──────── Records ────────

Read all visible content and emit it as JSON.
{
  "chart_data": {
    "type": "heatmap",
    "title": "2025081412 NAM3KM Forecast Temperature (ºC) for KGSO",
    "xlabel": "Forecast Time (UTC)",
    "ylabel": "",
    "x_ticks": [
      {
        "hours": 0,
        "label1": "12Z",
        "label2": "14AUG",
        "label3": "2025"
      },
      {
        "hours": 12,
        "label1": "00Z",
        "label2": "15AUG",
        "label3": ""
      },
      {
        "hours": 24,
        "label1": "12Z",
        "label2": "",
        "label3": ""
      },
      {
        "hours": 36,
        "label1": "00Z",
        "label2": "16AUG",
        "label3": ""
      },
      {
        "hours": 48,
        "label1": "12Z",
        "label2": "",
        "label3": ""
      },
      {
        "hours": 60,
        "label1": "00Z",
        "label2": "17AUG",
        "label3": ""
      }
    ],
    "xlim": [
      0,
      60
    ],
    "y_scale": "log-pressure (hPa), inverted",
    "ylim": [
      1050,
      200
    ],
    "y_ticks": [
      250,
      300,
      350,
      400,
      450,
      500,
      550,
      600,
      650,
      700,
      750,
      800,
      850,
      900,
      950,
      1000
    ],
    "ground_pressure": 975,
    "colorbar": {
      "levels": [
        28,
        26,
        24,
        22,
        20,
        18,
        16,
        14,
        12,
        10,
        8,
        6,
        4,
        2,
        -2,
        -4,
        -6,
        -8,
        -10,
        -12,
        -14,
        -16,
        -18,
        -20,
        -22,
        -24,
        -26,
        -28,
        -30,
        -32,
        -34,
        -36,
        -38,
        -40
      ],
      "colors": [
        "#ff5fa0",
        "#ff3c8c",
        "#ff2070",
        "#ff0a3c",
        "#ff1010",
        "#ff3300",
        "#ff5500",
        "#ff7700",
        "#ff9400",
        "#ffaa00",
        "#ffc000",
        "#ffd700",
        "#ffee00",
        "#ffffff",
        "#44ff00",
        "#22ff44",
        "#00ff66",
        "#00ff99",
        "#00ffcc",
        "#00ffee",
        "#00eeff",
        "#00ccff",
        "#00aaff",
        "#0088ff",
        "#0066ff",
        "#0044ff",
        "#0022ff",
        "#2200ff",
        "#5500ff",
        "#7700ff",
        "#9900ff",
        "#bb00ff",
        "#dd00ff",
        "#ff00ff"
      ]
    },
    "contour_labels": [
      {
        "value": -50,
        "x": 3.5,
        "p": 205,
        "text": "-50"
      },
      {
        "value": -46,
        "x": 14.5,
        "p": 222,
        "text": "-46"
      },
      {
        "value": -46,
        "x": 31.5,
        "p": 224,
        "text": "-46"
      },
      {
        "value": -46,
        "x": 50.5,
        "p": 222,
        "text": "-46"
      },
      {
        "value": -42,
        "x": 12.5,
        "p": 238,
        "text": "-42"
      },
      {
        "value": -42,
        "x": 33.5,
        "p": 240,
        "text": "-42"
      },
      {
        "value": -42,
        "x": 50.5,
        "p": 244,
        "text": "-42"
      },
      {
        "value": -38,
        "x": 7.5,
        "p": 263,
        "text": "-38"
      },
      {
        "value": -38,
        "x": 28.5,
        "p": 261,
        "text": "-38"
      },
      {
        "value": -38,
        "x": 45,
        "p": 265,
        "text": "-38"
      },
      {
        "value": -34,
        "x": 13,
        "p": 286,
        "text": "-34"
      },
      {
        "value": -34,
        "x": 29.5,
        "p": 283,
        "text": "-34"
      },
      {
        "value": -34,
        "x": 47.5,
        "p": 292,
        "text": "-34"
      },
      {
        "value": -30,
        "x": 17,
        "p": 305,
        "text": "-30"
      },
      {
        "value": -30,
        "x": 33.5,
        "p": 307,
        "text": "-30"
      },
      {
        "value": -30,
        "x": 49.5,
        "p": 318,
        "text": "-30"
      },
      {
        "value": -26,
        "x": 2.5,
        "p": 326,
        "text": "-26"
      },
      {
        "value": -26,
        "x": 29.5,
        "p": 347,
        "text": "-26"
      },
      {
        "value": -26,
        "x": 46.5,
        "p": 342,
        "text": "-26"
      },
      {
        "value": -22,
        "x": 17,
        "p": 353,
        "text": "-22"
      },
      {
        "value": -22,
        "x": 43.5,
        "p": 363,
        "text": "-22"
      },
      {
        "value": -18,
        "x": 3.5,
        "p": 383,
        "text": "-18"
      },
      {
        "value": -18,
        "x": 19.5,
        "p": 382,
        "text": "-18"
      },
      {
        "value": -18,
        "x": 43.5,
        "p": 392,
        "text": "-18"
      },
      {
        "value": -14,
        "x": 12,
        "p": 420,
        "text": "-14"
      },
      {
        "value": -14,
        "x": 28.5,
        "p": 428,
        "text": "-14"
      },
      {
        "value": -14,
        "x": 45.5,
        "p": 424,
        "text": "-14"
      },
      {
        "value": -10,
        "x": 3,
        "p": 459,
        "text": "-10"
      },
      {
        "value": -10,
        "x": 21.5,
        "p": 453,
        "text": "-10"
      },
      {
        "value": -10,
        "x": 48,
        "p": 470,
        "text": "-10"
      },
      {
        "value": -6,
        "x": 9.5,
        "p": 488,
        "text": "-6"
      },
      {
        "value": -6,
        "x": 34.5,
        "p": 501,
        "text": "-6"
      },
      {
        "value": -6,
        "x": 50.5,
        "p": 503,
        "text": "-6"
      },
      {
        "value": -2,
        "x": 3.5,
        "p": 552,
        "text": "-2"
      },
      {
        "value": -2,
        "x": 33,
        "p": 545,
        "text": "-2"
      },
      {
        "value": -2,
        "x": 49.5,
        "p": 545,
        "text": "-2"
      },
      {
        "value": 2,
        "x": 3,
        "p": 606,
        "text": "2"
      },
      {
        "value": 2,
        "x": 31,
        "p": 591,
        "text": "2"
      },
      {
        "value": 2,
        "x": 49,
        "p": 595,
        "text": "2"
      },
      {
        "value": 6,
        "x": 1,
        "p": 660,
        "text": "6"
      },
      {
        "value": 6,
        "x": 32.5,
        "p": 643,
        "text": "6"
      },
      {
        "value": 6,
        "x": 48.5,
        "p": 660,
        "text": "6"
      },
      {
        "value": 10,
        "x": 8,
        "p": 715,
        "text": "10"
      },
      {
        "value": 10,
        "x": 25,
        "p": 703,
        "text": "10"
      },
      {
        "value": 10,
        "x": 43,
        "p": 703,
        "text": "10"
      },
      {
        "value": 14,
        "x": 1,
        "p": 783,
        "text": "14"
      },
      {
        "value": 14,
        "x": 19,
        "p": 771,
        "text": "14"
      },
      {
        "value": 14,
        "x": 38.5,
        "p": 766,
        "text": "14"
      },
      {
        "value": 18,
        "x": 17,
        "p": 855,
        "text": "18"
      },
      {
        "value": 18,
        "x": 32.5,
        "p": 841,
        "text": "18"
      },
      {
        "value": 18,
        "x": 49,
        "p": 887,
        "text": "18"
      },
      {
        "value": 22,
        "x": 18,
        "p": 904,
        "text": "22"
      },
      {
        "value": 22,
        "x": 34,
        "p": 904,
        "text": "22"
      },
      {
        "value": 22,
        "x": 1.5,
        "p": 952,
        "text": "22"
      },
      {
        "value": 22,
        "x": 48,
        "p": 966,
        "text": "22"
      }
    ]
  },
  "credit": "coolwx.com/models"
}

────────

Set task
Extract the full listing above without altering anything.

Solved problem
Read all visible content and emit it as JSON.
{
  "chart_data": {
    "type": "heatmap",
    "title": "2025081412 NAM3KM Forecast Temperature (ºC) for KGSO",
    "xlabel": "Forecast Time (UTC)",
    "ylabel": "",
    "x_ticks": [
      {
        "hours": 0,
        "label1": "12Z",
        "label2": "14AUG",
        "label3": "2025"
      },
      {
        "hours": 12,
        "label1": "00Z",
        "label2": "15AUG",
        "label3": ""
      },
      {
        "hours": 24,
        "label1": "12Z",
        "label2": "",
        "label3": ""
      },
      {
        "hours": 36,
        "label1": "00Z",
        "label2": "16AUG",
        "label3": ""
      },
      {
        "hours": 48,
        "label1": "12Z",
        "label2": "",
        "label3": ""
      },
      {
        "hours": 60,
        "label1": "00Z",
        "label2": "17AUG",
        "label3": ""
      }
    ],
    "xlim": [
      0,
      60
    ],
    "y_scale": "log-pressure (hPa), inverted",
    "ylim": [
      1050,
      200
    ],
    "y_ticks": [
      250,
      300,
      350,
      400,
      450,
      500,
      550,
      600,
      650,
      700,
      750,
      800,
      850,
      900,
      950,
      1000
    ],
    "ground_pressure": 975,
    "colorbar": {
      "levels": [
        28,
        26,
        24,
        22,
        20,
        18,
        16,
        14,
        12,
        10,
        8,
        6,
        4,
        2,
        -2,
        -4,
        -6,
        -8,
        -10,
        -12,
        -14,
        -16,
        -18,
        -20,
        -22,
        -24,
        -26,
        -28,
        -30,
        -32,
        -34,
        -36,
        -38,
        -40
      ],
      "colors": [
        "#ff5fa0",
        "#ff3c8c",
        "#ff2070",
        "#ff0a3c",
        "#ff1010",
        "#ff3300",
        "#ff5500",
        "#ff7700",
        "#ff9400",
        "#ffaa00",
        "#ffc000",
        "#ffd700",
        "#ffee00",
        "#ffffff",
        "#44ff00",
        "#22ff44",
        "#00ff66",
        "#00ff99",
        "#00ffcc",
        "#00ffee",
        "#00eeff",
        "#00ccff",
        "#00aaff",
        "#0088ff",
        "#0066ff",
        "#0044ff",
        "#0022ff",
        "#2200ff",
        "#5500ff",
        "#7700ff",
        "#9900ff",
        "#bb00ff",
        "#dd00ff",
        "#ff00ff"
      ]
    },
    "contour_labels": [
      {
        "value": -50,
        "x": 3.5,
        "p": 205,
        "text": "-50"
      },
      {
        "value": -46,
        "x": 14.5,
        "p": 222,
        "text": "-46"
      },
      {
        "value": -46,
        "x": 31.5,
        "p": 224,
        "text": "-46"
      },
      {
        "value": -46,
        "x": 50.5,
        "p": 222,
        "text": "-46"
      },
      {
        "value": -42,
        "x": 12.5,
        "p": 238,
        "text": "-42"
      },
      {
        "value": -42,
        "x": 33.5,
        "p": 240,
        "text": "-42"
      },
      {
        "value": -42,
        "x": 50.5,
        "p": 244,
        "text": "-42"
      },
      {
        "value": -38,
        "x": 7.5,
        "p": 263,
        "text": "-38"
      },
      {
        "value": -38,
        "x": 28.5,
        "p": 261,
        "text": "-38"
      },
      {
        "value": -38,
        "x": 45,
        "p": 265,
        "text": "-38"
      },
      {
        "value": -34,
        "x": 13,
        "p": 286,
        "text": "-34"
      },
      {
        "value": -34,
        "x": 29.5,
        "p": 283,
        "text": "-34"
      },
      {
        "value": -34,
        "x": 47.5,
        "p": 292,
        "text": "-34"
      },
      {
        "value": -30,
        "x": 17,
        "p": 305,
        "text": "-30"
      },
      {
        "value": -30,
        "x": 33.5,
        "p": 307,
        "text": "-30"
      },
      {
        "value": -30,
        "x": 49.5,
        "p": 318,
        "text": "-30"
      },
      {
        "value": -26,
        "x": 2.5,
        "p": 326,
        "text": "-26"
      },
      {
        "value": -26,
        "x": 29.5,
        "p": 347,
        "text": "-26"
      },
      {
        "value": -26,
        "x": 46.5,
        "p": 342,
        "text": "-26"
      },
      {
        "value": -22,
        "x": 17,
        "p": 353,
        "text": "-22"
      },
      {
        "value": -22,
        "x": 43.5,
        "p": 363,
        "text": "-22"
      },
      {
        "value": -18,
        "x": 3.5,
        "p": 383,
        "text": "-18"
      },
      {
        "value": -18,
        "x": 19.5,
        "p": 382,
        "text": "-18"
      },
      {
        "value": -18,
        "x": 43.5,
        "p": 392,
        "text": "-18"
      },
      {
        "value": -14,
        "x": 12,
        "p": 420,
        "text": "-14"
      },
      {
        "value": -14,
        "x": 28.5,
        "p": 428,
        "text": "-14"
      },
      {
        "value": -14,
        "x": 45.5,
        "p": 424,
        "text": "-14"
      },
      {
        "value": -10,
        "x": 3,
        "p": 459,
        "text": "-10"
      },
      {
        "value": -10,
        "x": 21.5,
        "p": 453,
        "text": "-10"
      },
      {
        "value": -10,
        "x": 48,
        "p": 470,
        "text": "-10"
      },
      {
        "value": -6,
        "x": 9.5,
        "p": 488,
        "text": "-6"
      },
      {
        "value": -6,
        "x": 34.5,
        "p": 501,
        "text": "-6"
      },
      {
        "value": -6,
        "x": 50.5,
        "p": 503,
        "text": "-6"
      },
      {
        "value": -2,
        "x": 3.5,
        "p": 552,
        "text": "-2"
      },
      {
        "value": -2,
        "x": 33,
        "p": 545,
        "text": "-2"
      },
      {
        "value": -2,
        "x": 49.5,
        "p": 545,
        "text": "-2"
      },
      {
        "value": 2,
        "x": 3,
        "p": 606,
        "text": "2"
      },
      {
        "value": 2,
        "x": 31,
        "p": 591,
        "text": "2"
      },
      {
        "value": 2,
        "x": 49,
        "p": 595,
        "text": "2"
      },
      {
        "value": 6,
        "x": 1,
        "p": 660,
        "text": "6"
      },
      {
        "value": 6,
        "x": 32.5,
        "p": 643,
        "text": "6"
      },
      {
        "value": 6,
        "x": 48.5,
        "p": 660,
        "text": "6"
      },
      {
        "value": 10,
        "x": 8,
        "p": 715,
        "text": "10"
      },
      {
        "value": 10,
        "x": 25,
        "p": 703,
        "text": "10"
      },
      {
        "value": 10,
        "x": 43,
        "p": 703,
        "text": "10"
      },
      {
        "value": 14,
        "x": 1,
        "p": 783,
        "text": "14"
      },
      {
        "value": 14,
        "x": 19,
        "p": 771,
        "text": "14"
      },
      {
        "value": 14,
        "x": 38.5,
        "p": 766,
        "text": "14"
      },
      {
        "value": 18,
        "x": 17,
        "p": 855,
        "text": "18"
      },
      {
        "value": 18,
        "x": 32.5,
        "p": 841,
        "text": "18"
      },
      {
        "value": 18,
        "x": 49,
        "p": 887,
        "text": "18"
      },
      {
        "value": 22,
        "x": 18,
        "p": 904,
        "text": "22"
      },
      {
        "value": 22,
        "x": 34,
        "p": 904,
        "text": "22"
      },
      {
        "value": 22,
        "x": 1.5,
        "p": 952,
        "text": "22"
      },
      {
        "value": 22,
        "x": 48,
        "p": 966,
        "text": "22"
      }
    ]
  },
  "credit": "coolwx.com/models"
}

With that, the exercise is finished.